** The input **
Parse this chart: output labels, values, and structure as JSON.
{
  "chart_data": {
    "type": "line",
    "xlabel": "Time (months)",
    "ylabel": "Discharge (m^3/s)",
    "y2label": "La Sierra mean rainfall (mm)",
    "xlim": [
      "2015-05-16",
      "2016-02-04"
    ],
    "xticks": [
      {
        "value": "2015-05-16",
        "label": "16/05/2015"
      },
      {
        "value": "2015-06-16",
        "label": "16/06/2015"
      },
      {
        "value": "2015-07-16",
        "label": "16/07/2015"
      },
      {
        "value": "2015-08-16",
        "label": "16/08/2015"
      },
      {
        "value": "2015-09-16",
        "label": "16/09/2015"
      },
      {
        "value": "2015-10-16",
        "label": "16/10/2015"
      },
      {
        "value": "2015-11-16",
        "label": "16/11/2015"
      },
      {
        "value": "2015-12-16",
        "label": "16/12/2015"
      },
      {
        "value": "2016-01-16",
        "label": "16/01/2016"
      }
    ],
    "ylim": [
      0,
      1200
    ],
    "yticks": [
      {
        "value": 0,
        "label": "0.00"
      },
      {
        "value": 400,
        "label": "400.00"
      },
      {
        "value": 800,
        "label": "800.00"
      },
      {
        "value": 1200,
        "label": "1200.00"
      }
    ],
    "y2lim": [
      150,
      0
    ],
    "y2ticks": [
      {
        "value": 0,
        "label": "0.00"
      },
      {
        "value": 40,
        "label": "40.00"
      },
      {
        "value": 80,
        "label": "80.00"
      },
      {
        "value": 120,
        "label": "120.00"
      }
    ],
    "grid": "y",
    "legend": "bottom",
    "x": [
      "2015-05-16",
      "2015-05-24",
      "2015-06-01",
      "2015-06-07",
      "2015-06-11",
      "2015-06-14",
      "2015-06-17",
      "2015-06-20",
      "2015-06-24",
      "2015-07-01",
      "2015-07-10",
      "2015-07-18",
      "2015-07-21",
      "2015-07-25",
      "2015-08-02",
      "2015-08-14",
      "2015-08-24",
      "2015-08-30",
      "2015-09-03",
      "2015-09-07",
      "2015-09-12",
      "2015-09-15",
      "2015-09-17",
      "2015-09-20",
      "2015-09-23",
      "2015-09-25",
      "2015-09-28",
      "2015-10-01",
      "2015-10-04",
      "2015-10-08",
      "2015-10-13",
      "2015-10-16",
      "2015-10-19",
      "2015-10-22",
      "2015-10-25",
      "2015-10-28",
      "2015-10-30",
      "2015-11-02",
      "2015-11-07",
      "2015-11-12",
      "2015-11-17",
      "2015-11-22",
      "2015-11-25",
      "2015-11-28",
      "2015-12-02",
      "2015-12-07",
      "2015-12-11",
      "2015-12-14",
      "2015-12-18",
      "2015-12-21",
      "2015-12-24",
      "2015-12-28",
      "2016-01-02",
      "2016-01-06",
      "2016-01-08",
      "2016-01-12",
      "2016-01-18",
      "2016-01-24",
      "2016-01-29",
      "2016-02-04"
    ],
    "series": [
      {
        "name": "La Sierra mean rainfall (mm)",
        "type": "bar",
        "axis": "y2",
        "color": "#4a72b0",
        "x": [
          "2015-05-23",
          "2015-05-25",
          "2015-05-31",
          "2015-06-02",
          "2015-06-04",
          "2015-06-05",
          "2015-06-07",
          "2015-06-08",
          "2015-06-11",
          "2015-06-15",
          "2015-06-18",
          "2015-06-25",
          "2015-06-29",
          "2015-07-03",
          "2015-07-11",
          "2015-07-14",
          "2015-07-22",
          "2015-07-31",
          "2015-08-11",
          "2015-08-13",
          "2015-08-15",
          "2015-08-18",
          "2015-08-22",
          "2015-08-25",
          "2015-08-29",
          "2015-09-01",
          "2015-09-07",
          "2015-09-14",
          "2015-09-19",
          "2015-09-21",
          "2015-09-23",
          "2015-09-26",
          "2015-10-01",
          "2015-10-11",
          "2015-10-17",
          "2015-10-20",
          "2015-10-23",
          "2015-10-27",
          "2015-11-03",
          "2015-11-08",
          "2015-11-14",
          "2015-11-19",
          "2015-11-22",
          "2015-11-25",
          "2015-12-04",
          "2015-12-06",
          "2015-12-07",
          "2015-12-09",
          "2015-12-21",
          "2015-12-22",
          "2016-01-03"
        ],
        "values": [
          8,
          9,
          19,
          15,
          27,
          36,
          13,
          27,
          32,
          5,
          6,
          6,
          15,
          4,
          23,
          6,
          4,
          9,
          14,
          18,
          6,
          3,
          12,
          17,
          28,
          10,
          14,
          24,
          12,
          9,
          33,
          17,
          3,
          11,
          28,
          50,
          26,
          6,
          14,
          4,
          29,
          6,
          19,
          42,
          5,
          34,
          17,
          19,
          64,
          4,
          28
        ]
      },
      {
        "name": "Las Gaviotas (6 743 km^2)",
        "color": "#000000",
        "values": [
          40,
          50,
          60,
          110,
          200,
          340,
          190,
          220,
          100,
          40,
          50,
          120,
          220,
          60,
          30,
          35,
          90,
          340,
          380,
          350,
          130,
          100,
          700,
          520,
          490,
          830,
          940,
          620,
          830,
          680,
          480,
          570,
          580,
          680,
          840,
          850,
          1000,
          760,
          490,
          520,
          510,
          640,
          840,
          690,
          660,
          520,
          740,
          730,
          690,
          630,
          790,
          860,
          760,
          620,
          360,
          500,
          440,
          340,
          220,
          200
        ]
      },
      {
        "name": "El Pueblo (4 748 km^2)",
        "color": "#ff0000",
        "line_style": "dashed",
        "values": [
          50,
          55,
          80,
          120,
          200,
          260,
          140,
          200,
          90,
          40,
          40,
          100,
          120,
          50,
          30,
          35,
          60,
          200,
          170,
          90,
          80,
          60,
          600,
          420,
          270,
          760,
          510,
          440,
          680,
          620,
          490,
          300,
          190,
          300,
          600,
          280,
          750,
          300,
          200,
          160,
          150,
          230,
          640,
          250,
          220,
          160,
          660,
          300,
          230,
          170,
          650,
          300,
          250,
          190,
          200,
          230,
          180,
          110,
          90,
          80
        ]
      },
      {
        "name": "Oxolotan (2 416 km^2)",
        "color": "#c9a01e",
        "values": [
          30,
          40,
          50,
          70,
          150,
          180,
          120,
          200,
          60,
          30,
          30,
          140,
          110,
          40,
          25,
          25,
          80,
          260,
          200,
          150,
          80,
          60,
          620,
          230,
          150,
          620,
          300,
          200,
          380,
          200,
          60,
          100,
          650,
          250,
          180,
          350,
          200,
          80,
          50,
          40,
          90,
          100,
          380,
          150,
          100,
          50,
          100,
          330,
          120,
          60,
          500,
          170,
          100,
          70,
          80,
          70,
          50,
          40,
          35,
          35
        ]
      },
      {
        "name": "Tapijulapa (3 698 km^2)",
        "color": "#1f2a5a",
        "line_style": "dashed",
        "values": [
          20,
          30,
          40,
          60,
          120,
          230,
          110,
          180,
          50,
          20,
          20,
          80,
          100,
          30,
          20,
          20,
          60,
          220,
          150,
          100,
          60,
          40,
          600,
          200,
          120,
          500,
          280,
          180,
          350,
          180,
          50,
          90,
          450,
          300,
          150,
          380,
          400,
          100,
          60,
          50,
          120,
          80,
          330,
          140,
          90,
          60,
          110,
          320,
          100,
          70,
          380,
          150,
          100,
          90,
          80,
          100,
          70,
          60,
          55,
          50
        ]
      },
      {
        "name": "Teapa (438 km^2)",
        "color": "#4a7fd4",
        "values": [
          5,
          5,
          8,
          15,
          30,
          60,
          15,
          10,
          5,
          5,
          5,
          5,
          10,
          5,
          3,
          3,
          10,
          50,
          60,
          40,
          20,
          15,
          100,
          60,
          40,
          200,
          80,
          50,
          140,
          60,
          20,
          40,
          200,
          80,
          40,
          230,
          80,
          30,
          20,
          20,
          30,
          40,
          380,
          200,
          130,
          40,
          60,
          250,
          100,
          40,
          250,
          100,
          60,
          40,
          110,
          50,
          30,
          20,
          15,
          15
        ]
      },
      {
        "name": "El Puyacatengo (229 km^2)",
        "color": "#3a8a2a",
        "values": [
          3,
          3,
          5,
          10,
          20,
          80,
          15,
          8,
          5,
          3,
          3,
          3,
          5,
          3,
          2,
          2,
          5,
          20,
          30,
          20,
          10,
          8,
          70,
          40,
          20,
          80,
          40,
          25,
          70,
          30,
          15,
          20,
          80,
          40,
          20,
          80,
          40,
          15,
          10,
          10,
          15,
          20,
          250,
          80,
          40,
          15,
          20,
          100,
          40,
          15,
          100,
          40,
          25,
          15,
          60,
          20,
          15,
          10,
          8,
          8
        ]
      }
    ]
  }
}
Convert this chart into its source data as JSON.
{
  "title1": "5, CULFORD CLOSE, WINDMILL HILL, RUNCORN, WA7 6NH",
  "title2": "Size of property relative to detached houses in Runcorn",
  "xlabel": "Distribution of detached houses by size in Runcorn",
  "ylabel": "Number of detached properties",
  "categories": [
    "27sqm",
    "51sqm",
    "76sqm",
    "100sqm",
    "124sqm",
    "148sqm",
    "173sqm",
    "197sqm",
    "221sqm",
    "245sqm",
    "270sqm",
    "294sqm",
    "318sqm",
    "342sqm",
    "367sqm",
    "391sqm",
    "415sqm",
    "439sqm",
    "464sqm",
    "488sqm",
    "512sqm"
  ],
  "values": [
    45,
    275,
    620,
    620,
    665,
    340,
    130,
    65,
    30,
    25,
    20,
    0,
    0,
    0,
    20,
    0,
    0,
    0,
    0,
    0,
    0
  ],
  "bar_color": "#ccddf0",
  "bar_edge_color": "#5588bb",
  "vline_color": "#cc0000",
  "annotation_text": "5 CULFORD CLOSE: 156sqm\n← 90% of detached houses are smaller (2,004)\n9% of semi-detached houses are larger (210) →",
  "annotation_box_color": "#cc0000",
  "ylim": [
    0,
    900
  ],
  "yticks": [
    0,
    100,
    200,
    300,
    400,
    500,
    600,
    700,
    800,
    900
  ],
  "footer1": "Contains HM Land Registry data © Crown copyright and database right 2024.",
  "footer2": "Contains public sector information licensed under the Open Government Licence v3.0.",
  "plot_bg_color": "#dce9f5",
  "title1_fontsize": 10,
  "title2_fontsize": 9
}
==
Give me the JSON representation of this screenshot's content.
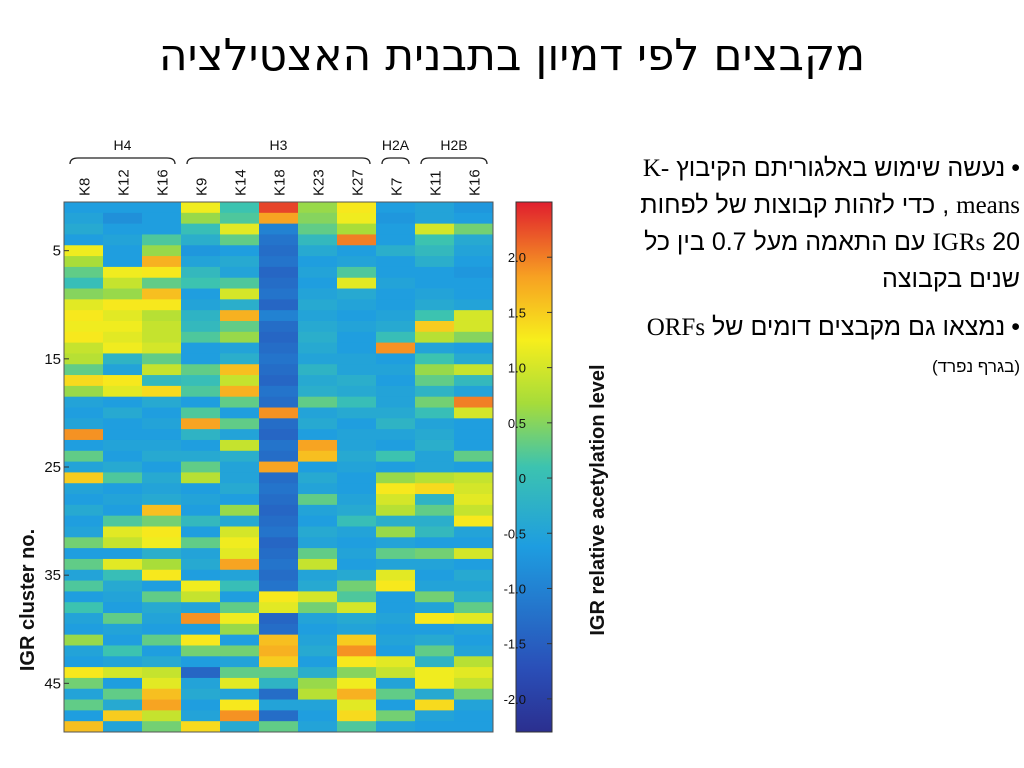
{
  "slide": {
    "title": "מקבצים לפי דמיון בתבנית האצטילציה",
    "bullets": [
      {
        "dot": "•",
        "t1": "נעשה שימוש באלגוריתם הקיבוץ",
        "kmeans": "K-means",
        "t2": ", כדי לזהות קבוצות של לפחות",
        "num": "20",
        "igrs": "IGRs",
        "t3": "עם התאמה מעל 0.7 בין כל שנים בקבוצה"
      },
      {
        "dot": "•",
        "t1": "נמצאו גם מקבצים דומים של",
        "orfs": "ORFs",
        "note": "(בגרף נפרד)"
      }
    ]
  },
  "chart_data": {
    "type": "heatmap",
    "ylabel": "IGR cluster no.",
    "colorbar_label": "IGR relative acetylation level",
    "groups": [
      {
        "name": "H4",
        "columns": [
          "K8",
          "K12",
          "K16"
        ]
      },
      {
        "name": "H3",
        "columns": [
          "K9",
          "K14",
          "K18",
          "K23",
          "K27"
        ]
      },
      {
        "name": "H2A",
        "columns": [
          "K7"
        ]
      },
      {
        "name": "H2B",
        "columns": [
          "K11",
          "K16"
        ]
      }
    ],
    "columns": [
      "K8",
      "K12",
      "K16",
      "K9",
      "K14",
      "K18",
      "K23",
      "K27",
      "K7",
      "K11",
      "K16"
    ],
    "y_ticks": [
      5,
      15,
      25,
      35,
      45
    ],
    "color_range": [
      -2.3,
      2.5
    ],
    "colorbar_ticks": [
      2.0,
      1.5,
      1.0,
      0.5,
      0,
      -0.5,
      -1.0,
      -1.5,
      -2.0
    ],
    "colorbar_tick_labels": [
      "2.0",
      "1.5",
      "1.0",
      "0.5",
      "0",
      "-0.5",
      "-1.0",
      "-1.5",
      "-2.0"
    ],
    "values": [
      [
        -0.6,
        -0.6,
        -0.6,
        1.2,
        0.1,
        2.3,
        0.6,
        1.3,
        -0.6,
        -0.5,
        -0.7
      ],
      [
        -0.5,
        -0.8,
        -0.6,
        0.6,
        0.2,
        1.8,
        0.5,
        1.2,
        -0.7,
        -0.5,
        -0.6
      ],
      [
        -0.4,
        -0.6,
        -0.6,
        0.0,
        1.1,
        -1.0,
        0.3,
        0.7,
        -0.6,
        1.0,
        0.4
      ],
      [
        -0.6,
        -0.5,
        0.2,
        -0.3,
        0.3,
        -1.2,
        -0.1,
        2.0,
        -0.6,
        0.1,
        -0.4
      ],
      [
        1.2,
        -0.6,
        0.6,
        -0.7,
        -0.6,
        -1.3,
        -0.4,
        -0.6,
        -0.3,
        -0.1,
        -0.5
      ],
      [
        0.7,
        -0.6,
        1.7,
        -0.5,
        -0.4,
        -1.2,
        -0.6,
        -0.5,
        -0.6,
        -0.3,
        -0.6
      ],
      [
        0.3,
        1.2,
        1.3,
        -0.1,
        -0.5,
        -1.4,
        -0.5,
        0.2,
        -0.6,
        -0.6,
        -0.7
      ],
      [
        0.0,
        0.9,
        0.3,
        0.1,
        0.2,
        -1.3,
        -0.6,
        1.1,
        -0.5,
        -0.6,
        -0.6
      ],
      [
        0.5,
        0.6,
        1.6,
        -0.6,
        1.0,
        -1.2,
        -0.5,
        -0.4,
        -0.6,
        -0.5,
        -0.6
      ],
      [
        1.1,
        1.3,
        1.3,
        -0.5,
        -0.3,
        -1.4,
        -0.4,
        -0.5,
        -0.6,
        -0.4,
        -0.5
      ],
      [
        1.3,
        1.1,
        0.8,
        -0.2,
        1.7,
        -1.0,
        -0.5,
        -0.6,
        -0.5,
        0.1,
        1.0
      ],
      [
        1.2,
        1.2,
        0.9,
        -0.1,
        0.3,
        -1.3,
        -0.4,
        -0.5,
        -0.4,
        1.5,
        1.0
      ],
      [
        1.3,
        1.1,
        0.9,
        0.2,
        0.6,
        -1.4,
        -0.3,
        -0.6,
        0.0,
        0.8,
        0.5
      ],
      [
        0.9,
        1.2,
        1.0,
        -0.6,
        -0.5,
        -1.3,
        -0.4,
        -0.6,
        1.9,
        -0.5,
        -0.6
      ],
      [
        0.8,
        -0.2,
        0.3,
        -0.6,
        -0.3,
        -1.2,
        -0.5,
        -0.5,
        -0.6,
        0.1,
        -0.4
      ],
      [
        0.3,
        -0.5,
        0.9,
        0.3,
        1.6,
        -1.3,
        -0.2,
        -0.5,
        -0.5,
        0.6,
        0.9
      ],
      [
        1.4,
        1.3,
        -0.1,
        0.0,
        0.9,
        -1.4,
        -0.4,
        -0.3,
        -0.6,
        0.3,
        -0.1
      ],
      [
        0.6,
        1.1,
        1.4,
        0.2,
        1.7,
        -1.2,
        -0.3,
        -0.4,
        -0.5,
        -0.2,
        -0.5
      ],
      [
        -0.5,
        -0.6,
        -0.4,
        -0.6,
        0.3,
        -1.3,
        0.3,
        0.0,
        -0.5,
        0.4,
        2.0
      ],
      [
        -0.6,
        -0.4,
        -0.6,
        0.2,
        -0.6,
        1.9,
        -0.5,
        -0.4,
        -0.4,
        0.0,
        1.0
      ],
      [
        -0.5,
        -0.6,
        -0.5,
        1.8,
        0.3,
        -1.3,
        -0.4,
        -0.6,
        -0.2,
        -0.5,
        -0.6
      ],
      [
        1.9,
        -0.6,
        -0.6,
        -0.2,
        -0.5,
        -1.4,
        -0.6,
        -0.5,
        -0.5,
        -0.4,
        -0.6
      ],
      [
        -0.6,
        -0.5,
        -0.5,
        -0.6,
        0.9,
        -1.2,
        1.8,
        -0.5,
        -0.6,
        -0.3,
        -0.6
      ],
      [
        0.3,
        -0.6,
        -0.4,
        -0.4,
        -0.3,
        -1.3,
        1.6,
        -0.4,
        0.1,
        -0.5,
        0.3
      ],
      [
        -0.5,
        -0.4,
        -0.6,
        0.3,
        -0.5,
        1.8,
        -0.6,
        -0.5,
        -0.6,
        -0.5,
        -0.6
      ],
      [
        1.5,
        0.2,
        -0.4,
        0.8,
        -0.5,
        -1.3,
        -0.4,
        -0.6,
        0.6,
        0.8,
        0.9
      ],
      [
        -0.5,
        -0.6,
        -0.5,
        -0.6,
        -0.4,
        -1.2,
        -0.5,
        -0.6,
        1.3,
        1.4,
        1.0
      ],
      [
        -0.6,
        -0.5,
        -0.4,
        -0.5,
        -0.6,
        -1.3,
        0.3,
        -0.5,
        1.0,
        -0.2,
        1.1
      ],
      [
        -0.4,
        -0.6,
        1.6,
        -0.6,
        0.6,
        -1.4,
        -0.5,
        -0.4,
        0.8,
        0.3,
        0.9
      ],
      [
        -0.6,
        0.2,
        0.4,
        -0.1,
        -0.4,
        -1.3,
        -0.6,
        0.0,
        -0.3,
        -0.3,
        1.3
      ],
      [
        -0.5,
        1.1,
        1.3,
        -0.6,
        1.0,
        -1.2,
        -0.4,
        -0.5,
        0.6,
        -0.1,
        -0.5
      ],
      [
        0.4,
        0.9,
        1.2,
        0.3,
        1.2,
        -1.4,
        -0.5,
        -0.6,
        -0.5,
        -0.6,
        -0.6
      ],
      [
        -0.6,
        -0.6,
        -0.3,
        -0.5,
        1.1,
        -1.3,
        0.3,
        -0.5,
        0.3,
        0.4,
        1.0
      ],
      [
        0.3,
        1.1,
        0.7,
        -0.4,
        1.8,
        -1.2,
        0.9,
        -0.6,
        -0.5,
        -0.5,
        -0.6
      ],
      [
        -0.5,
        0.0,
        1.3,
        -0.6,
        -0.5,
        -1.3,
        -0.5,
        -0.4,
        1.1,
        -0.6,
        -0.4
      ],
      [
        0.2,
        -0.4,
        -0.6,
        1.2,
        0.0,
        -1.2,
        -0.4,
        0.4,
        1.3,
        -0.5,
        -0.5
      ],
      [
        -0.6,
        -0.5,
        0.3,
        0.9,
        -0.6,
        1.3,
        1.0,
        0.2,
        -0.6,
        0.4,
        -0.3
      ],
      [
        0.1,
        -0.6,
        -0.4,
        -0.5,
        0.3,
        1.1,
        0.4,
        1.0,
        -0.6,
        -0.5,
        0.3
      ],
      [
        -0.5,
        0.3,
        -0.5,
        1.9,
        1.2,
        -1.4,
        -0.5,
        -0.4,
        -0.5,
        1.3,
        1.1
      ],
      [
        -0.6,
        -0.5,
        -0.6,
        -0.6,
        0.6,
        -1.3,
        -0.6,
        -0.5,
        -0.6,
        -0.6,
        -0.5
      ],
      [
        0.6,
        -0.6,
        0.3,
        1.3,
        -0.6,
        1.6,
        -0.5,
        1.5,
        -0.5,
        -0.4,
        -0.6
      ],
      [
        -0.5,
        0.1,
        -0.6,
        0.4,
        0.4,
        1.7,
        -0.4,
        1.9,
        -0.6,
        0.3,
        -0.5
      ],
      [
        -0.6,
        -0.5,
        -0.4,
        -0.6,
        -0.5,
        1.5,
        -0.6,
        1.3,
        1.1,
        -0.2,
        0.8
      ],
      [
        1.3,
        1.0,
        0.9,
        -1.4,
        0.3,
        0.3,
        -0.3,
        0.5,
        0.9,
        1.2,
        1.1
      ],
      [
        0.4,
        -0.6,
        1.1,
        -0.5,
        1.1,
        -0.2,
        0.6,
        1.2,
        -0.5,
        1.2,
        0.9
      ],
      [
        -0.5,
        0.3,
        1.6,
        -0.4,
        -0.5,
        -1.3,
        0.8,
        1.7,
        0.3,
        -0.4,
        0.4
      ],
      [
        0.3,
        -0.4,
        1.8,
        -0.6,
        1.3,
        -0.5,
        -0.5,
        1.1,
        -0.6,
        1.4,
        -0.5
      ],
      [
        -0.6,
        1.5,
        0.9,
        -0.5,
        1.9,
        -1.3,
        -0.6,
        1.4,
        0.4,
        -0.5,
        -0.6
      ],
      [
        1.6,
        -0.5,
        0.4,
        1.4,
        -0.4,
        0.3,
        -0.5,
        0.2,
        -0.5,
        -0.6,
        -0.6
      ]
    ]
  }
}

** Objective **
List all lines from the entries that include the word "Contains".

** Exercise solution **
  "footer1": "Contains HM Land Registry data © Crown copyright and database right 2024.",
  "footer2": "Contains public sector information licensed under the Open Government Licence v3.0.",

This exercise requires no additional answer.